Data supplied:
──────────

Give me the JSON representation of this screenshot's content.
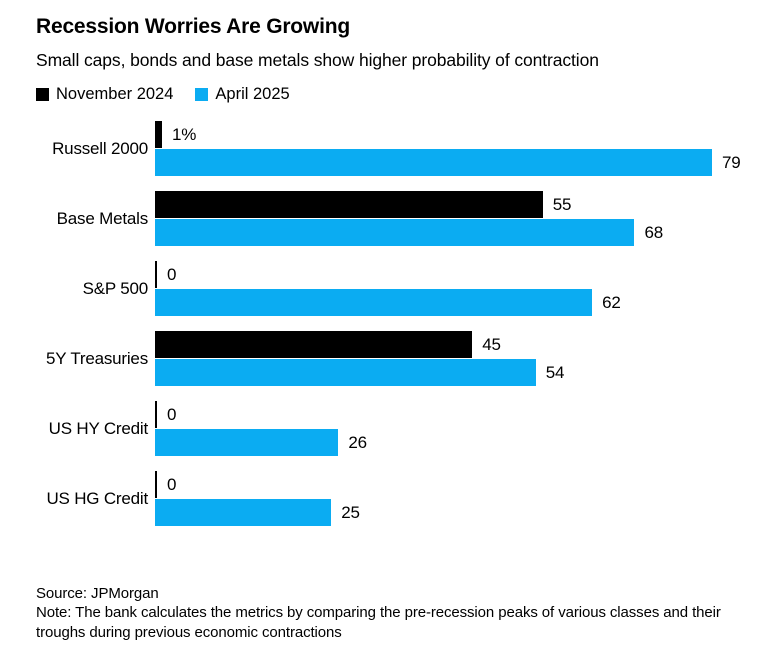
{
  "header": {
    "title": "Recession Worries Are Growing",
    "subtitle": "Small caps, bonds and base metals show higher probability of contraction"
  },
  "legend": [
    {
      "label": "November 2024",
      "color": "#000000"
    },
    {
      "label": "April 2025",
      "color": "#0BACF2"
    }
  ],
  "chart_data": {
    "type": "bar",
    "orientation": "horizontal",
    "title": "Recession Worries Are Growing",
    "subtitle": "Small caps, bonds and base metals show higher probability of contraction",
    "categories": [
      "Russell 2000",
      "Base Metals",
      "S&P 500",
      "5Y Treasuries",
      "US HY Credit",
      "US HG Credit"
    ],
    "series": [
      {
        "name": "November 2024",
        "color": "#000000",
        "values": [
          1,
          55,
          0,
          45,
          0,
          0
        ],
        "value_labels": [
          "1%",
          "55",
          "0",
          "45",
          "0",
          "0"
        ]
      },
      {
        "name": "April 2025",
        "color": "#0BACF2",
        "values": [
          79,
          68,
          62,
          54,
          26,
          25
        ],
        "value_labels": [
          "79",
          "68",
          "62",
          "54",
          "26",
          "25"
        ]
      }
    ],
    "xlim": [
      0,
      79
    ],
    "axis_ticks_visible": false,
    "grid": false,
    "legend_position": "top"
  },
  "footer": {
    "source": "Source: JPMorgan",
    "note": "Note: The bank calculates the metrics by comparing the pre-recession peaks of various classes and their troughs during previous economic contractions"
  }
}
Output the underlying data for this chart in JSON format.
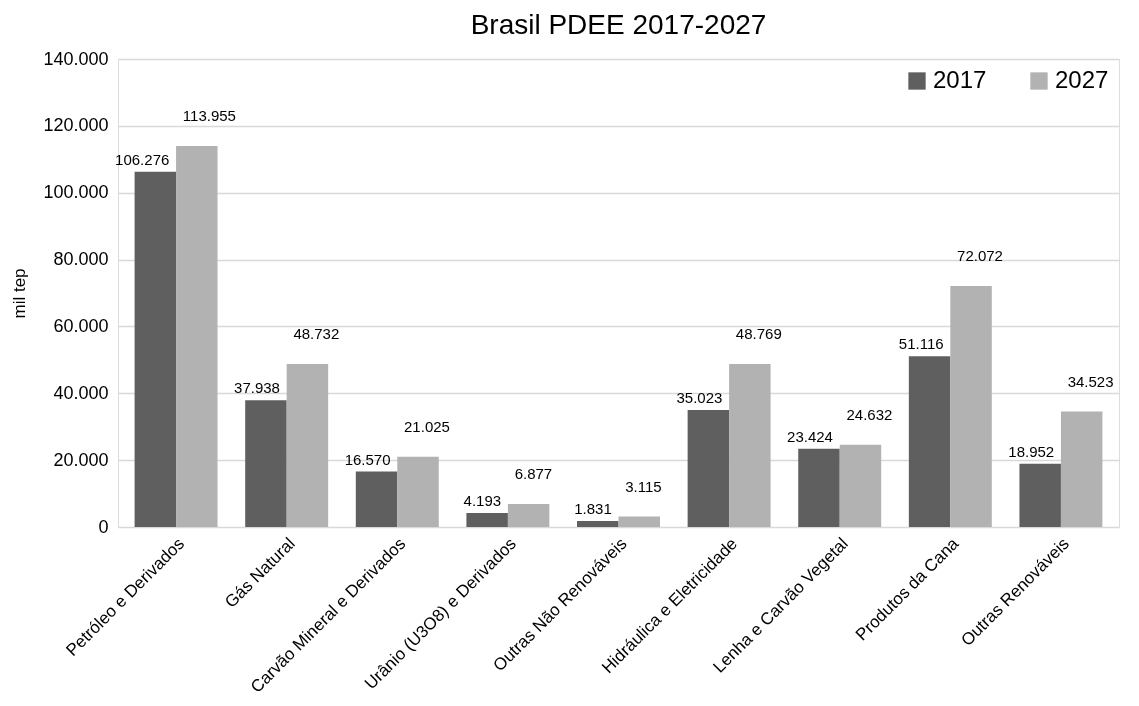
{
  "chart_data": {
    "type": "bar",
    "title": "Brasil PDEE 2017-2027",
    "ylabel": "mil tep",
    "categories": [
      "Petróleo e Derivados",
      "Gás Natural",
      "Carvão Mineral e Derivados",
      "Urânio (U3O8) e Derivados",
      "Outras Não Renováveis",
      "Hidráulica e Eletricidade",
      "Lenha e Carvão Vegetal",
      "Produtos da Cana",
      "Outras Renováveis"
    ],
    "series": [
      {
        "name": "2017",
        "color": "#5f5f5f",
        "values": [
          106276,
          37938,
          16570,
          4193,
          1831,
          35023,
          23424,
          51116,
          18952
        ],
        "value_labels": [
          "106.276",
          "37.938",
          "16.570",
          "4.193",
          "1.831",
          "35.023",
          "23.424",
          "51.116",
          "18.952"
        ]
      },
      {
        "name": "2027",
        "color": "#b2b2b2",
        "values": [
          113955,
          48732,
          21025,
          6877,
          3115,
          48769,
          24632,
          72072,
          34523
        ],
        "value_labels": [
          "113.955",
          "48.732",
          "21.025",
          "6.877",
          "3.115",
          "48.769",
          "24.632",
          "72.072",
          "34.523"
        ]
      }
    ],
    "ylim": [
      0,
      140000
    ],
    "yticks": [
      0,
      {
        "value": 20000,
        "label": "20.000"
      },
      {
        "value": 40000,
        "label": "40.000"
      },
      {
        "value": 60000,
        "label": "60.000"
      },
      {
        "value": 80000,
        "label": "80.000"
      },
      {
        "value": 100000,
        "label": "100.000"
      },
      {
        "value": 120000,
        "label": "120.000"
      },
      {
        "value": 140000,
        "label": "140.000"
      }
    ],
    "grid": "y",
    "legend": "top right"
  }
}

──────────

Work required: Leave out every picture, and write out exactly the lines from the one bearing "Output the underlying" through the final line.

Solution to this task:
Output the underlying data for this chart in JSON format.
{
  "chart_data": {
    "type": "bar",
    "title": "Brasil PDEE 2017-2027",
    "ylabel": "mil tep",
    "categories": [
      "Petróleo e Derivados",
      "Gás Natural",
      "Carvão Mineral e Derivados",
      "Urânio (U3O8) e Derivados",
      "Outras Não Renováveis",
      "Hidráulica e Eletricidade",
      "Lenha e Carvão Vegetal",
      "Produtos da Cana",
      "Outras Renováveis"
    ],
    "series": [
      {
        "name": "2017",
        "color": "#5f5f5f",
        "values": [
          106276,
          37938,
          16570,
          4193,
          1831,
          35023,
          23424,
          51116,
          18952
        ],
        "value_labels": [
          "106.276",
          "37.938",
          "16.570",
          "4.193",
          "1.831",
          "35.023",
          "23.424",
          "51.116",
          "18.952"
        ]
      },
      {
        "name": "2027",
        "color": "#b2b2b2",
        "values": [
          113955,
          48732,
          21025,
          6877,
          3115,
          48769,
          24632,
          72072,
          34523
        ],
        "value_labels": [
          "113.955",
          "48.732",
          "21.025",
          "6.877",
          "3.115",
          "48.769",
          "24.632",
          "72.072",
          "34.523"
        ]
      }
    ],
    "ylim": [
      0,
      140000
    ],
    "yticks": [
      0,
      {
        "value": 20000,
        "label": "20.000"
      },
      {
        "value": 40000,
        "label": "40.000"
      },
      {
        "value": 60000,
        "label": "60.000"
      },
      {
        "value": 80000,
        "label": "80.000"
      },
      {
        "value": 100000,
        "label": "100.000"
      },
      {
        "value": 120000,
        "label": "120.000"
      },
      {
        "value": 140000,
        "label": "140.000"
      }
    ],
    "grid": "y",
    "legend": "top right"
  }
}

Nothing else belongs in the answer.